→ **TASK OBJECTIVE**
Look through the data below. Show each line where the string "name" occurs.

Items from a figure collection
☆ ☆ ☆ ☆

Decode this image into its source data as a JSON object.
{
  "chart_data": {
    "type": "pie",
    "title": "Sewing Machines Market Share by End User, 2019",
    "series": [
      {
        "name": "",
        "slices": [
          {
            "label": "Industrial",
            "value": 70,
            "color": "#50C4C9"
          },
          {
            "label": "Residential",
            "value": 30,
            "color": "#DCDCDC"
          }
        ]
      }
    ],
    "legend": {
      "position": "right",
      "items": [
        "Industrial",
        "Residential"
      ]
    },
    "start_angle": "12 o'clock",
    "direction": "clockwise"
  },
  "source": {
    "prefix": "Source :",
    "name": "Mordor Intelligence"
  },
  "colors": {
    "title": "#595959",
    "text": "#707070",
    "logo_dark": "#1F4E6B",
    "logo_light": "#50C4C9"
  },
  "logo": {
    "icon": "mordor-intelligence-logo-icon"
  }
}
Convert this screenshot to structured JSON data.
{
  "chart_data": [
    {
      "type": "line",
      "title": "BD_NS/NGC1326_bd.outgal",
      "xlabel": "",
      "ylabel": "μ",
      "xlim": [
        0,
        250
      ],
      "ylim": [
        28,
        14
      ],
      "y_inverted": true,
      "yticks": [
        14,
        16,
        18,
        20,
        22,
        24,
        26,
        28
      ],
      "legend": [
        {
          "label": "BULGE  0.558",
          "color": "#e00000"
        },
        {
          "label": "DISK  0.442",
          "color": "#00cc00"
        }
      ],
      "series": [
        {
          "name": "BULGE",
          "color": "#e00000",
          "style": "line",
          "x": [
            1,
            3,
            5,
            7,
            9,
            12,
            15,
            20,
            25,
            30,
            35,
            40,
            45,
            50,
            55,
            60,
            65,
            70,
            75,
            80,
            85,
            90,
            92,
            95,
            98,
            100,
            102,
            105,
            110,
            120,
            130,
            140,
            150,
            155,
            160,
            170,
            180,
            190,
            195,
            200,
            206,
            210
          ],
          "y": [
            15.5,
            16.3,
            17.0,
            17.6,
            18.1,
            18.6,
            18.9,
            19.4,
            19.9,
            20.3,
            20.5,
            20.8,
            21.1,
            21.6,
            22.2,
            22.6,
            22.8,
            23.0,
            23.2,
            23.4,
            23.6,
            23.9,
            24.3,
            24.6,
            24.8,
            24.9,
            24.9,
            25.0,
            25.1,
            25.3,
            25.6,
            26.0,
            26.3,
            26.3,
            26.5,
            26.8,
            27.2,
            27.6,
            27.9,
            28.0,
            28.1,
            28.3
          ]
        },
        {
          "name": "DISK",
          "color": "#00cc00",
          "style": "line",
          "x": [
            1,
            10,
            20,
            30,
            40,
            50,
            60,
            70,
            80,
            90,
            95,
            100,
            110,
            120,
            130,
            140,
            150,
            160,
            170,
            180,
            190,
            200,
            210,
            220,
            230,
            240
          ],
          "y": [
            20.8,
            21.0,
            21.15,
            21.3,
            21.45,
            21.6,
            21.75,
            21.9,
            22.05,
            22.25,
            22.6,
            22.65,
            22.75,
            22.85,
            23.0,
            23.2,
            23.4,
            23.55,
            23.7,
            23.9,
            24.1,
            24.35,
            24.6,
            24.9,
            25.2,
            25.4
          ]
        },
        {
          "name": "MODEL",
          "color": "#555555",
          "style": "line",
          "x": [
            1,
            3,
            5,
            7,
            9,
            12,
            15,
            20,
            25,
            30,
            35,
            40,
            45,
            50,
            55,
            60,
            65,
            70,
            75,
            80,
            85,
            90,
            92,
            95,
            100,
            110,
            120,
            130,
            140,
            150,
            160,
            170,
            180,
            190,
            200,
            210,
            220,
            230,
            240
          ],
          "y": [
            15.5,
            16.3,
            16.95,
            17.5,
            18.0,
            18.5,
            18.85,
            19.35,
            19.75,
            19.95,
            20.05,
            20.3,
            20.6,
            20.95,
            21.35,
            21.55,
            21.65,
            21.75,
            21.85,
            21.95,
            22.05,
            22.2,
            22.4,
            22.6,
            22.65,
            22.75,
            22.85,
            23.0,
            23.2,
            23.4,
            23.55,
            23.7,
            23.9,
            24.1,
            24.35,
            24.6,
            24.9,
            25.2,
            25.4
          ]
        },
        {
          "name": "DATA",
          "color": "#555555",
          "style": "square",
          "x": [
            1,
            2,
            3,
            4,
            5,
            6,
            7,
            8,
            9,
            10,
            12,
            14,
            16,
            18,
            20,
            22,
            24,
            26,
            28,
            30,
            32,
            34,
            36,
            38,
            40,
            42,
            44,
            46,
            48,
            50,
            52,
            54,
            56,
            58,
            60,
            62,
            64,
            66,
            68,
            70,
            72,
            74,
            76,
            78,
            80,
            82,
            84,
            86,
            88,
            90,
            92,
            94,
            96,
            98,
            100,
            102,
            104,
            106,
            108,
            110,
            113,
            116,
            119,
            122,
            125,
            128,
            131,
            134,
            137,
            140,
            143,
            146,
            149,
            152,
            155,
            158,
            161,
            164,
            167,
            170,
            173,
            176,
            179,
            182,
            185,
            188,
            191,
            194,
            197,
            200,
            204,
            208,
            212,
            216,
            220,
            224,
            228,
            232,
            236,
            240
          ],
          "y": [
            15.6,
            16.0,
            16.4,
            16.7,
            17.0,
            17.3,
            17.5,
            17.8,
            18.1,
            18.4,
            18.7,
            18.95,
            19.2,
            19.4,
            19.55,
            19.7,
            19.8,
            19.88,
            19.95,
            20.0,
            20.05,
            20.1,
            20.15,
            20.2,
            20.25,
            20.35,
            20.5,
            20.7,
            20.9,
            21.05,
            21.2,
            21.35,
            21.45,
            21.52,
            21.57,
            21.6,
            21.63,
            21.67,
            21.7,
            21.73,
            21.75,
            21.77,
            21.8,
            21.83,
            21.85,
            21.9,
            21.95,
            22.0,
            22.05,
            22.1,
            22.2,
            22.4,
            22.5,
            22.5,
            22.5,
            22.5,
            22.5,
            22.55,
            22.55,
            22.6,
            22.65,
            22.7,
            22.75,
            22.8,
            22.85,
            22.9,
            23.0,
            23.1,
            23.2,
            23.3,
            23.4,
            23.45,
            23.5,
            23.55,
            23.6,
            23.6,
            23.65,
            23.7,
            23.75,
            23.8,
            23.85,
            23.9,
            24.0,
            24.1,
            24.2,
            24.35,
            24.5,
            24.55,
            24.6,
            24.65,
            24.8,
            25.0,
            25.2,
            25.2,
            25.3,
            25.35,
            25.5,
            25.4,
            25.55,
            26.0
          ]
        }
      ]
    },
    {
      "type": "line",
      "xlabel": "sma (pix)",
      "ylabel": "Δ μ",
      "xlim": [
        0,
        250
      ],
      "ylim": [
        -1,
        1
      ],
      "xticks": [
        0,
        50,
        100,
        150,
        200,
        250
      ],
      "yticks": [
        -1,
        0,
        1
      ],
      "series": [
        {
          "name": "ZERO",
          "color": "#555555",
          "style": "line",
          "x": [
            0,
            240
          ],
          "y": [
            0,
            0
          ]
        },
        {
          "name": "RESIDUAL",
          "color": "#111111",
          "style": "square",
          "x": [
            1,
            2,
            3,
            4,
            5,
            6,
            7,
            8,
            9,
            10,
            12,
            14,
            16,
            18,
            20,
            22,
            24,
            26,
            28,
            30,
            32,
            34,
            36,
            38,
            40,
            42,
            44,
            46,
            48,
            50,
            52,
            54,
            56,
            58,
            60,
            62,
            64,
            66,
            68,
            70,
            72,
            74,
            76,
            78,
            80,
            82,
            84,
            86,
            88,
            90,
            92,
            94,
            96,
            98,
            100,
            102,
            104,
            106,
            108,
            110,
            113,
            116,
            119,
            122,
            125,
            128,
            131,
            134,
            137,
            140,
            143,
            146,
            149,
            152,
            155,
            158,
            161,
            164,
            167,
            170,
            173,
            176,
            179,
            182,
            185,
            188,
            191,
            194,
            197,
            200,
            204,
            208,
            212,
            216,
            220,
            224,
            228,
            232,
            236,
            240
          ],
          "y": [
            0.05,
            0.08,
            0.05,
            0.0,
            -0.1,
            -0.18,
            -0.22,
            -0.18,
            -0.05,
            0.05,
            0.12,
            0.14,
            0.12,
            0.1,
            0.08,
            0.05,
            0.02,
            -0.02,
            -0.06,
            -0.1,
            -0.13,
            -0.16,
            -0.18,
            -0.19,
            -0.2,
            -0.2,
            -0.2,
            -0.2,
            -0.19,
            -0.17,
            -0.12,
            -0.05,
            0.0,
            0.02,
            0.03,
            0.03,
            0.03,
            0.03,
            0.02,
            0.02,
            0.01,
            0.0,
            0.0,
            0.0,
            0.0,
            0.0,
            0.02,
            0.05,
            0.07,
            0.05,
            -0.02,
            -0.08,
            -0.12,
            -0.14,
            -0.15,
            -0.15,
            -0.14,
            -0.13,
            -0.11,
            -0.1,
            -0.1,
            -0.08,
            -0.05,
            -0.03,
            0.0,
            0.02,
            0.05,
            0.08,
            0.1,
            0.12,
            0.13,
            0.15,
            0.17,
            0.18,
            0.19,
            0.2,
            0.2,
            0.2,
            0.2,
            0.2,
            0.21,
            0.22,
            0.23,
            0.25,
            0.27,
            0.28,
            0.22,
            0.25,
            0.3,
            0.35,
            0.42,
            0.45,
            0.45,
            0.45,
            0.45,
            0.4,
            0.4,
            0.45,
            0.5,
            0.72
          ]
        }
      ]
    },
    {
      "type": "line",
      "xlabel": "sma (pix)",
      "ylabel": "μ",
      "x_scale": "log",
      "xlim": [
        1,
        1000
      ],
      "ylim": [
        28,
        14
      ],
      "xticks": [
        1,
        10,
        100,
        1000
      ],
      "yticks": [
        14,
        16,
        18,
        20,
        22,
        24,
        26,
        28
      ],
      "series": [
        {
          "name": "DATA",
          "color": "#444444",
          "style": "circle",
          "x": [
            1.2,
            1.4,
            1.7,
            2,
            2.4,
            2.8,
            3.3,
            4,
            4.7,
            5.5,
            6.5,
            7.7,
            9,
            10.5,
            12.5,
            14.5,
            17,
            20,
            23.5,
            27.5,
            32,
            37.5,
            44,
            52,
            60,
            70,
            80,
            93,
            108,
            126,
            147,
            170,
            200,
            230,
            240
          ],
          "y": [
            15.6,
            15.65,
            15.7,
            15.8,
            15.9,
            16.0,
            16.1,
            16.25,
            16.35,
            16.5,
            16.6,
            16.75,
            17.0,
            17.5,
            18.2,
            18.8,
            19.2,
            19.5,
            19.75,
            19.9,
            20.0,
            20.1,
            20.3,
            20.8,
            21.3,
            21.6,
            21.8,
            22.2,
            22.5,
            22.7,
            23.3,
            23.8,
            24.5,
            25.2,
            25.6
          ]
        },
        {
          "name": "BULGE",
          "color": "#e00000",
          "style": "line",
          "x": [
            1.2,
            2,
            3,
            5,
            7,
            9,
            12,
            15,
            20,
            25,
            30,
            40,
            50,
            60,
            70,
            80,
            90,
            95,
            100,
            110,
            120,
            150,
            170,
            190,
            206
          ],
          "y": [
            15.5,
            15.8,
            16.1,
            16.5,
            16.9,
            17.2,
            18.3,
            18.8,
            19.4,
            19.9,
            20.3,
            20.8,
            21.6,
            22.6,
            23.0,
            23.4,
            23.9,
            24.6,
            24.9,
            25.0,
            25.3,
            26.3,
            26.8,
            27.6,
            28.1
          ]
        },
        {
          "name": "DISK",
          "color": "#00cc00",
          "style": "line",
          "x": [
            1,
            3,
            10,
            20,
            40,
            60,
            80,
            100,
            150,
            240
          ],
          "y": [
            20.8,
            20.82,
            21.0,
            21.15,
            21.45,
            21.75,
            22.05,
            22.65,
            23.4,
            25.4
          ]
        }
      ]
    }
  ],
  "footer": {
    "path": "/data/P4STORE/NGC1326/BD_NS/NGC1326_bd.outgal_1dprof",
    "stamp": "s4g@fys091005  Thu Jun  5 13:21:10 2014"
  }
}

☆ ☆ ☆ ☆

→ **REPLY**
        "name": "",
    "name": "Mordor Intelligence"
          "name": "BULGE",
          "name": "DISK",
          "name": "MODEL",
          "name": "DATA",
          "name": "ZERO",
          "name": "RESIDUAL",
          "name": "DATA",
          "name": "BULGE",
          "name": "DISK",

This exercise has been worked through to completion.